--- Begin Record set ---

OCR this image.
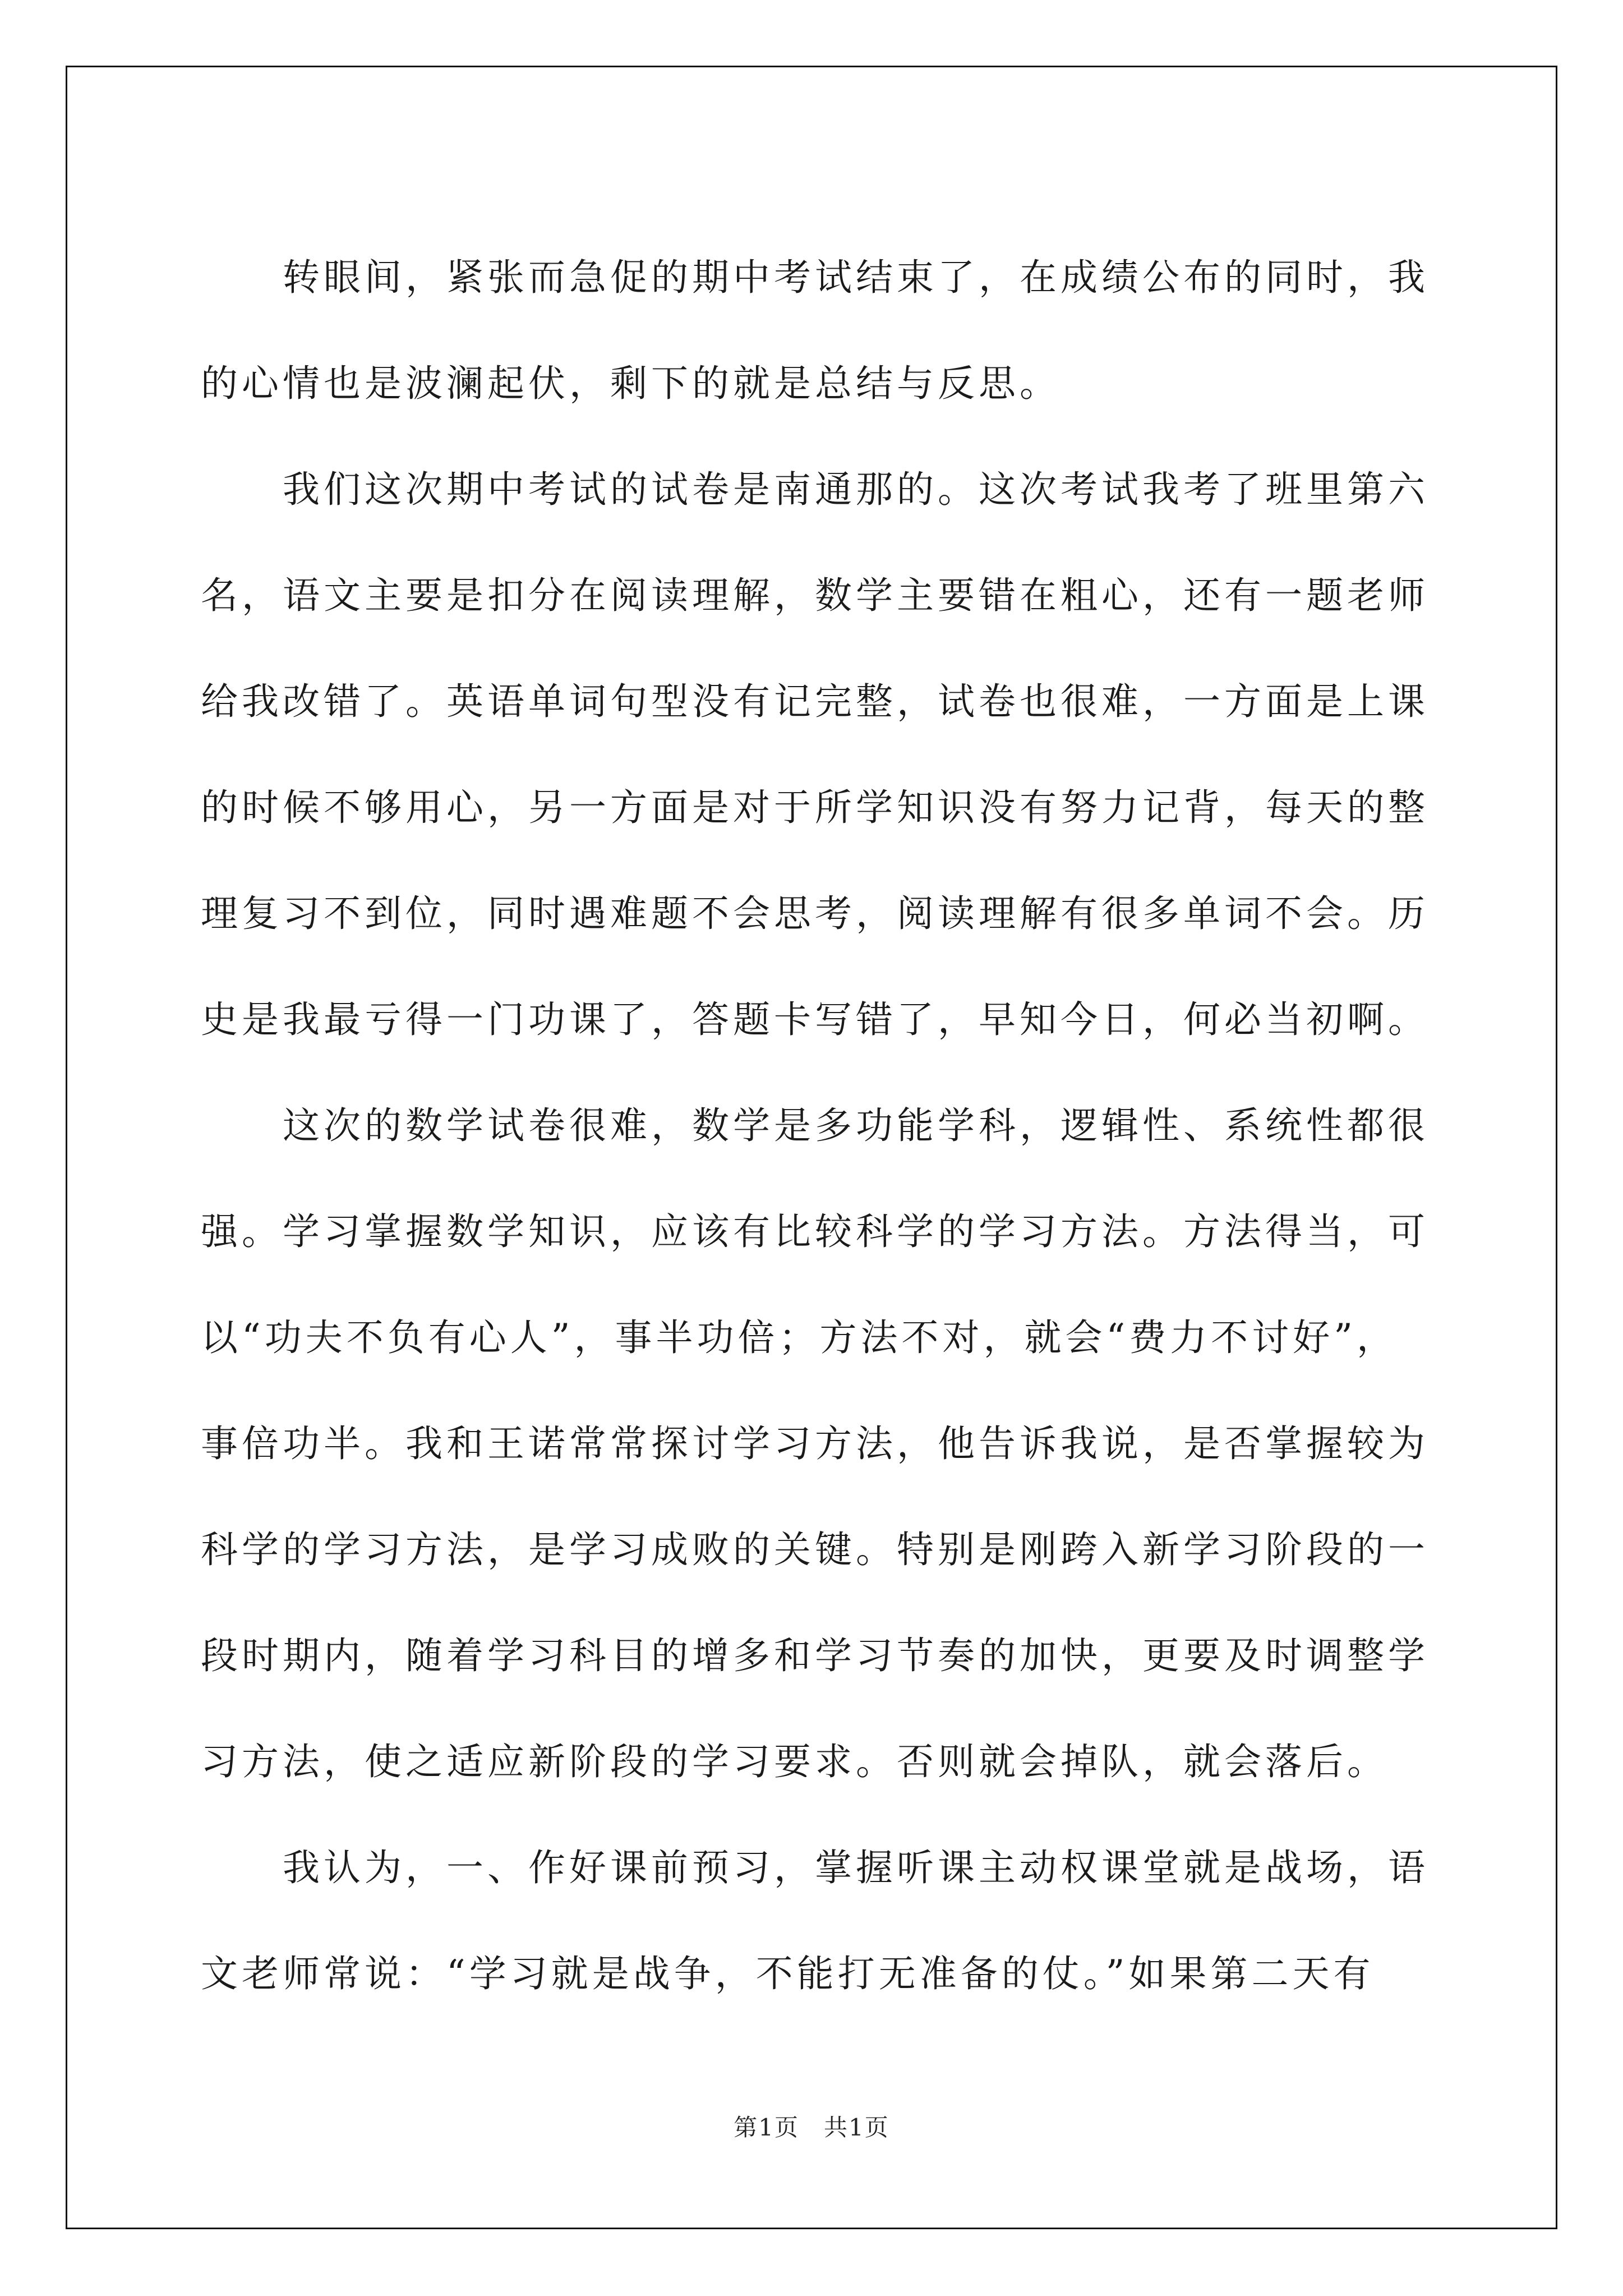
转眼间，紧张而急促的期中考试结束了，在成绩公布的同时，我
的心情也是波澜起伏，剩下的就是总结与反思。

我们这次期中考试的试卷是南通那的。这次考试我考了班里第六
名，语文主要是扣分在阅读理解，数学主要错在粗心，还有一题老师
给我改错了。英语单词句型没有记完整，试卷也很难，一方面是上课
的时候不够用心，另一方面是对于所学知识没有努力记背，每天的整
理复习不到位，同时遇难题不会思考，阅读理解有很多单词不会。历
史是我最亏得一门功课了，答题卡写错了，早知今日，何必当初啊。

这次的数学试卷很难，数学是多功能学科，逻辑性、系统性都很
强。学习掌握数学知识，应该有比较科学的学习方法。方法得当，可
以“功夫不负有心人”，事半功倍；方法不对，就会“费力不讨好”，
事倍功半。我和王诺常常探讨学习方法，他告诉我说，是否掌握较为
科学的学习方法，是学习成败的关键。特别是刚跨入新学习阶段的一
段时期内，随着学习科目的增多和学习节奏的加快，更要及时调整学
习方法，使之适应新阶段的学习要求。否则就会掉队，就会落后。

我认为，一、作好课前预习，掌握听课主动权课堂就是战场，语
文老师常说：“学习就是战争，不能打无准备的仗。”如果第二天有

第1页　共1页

--- End Record set ---
--- Begin Record set ---

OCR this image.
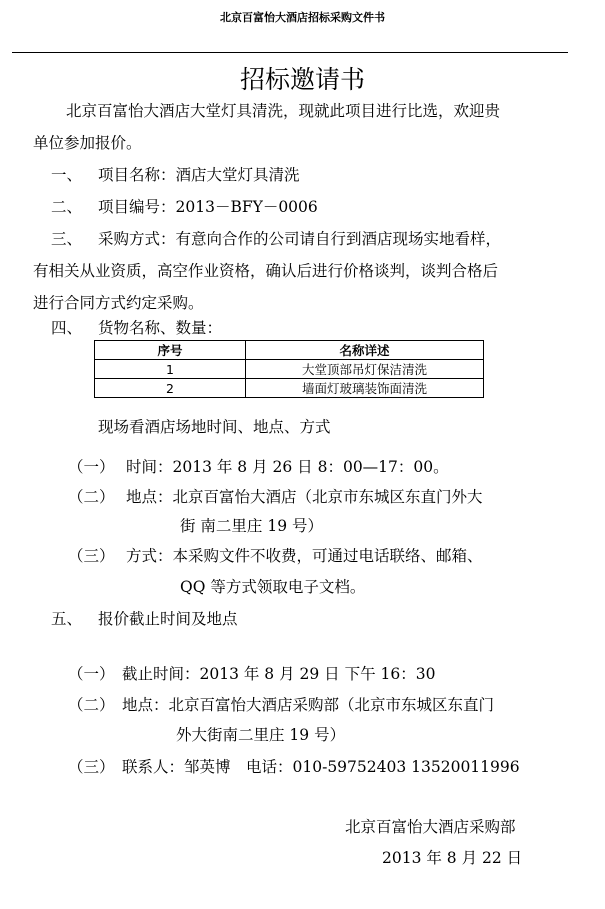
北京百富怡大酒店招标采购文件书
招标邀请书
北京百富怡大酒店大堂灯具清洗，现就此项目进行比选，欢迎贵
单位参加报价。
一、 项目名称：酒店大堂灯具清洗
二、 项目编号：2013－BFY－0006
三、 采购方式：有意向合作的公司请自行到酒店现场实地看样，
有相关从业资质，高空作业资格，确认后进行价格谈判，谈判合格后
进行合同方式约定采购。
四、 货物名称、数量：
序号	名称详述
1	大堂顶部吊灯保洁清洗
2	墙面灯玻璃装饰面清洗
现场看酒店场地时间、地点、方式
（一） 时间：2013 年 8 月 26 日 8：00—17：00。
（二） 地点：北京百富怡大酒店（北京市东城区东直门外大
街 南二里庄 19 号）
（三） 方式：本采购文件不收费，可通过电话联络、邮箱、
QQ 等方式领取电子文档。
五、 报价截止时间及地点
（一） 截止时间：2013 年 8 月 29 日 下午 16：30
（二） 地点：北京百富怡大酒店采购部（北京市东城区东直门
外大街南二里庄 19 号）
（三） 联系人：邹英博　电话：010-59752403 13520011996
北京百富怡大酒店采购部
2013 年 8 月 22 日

--- End Record set ---

■ Aim of the exercise
Pull out every line in the data above that has the word "北京百富怡大酒店采购部".

■ Task output
（二） 地点：北京百富怡大酒店采购部（北京市东城区东直门
北京百富怡大酒店采购部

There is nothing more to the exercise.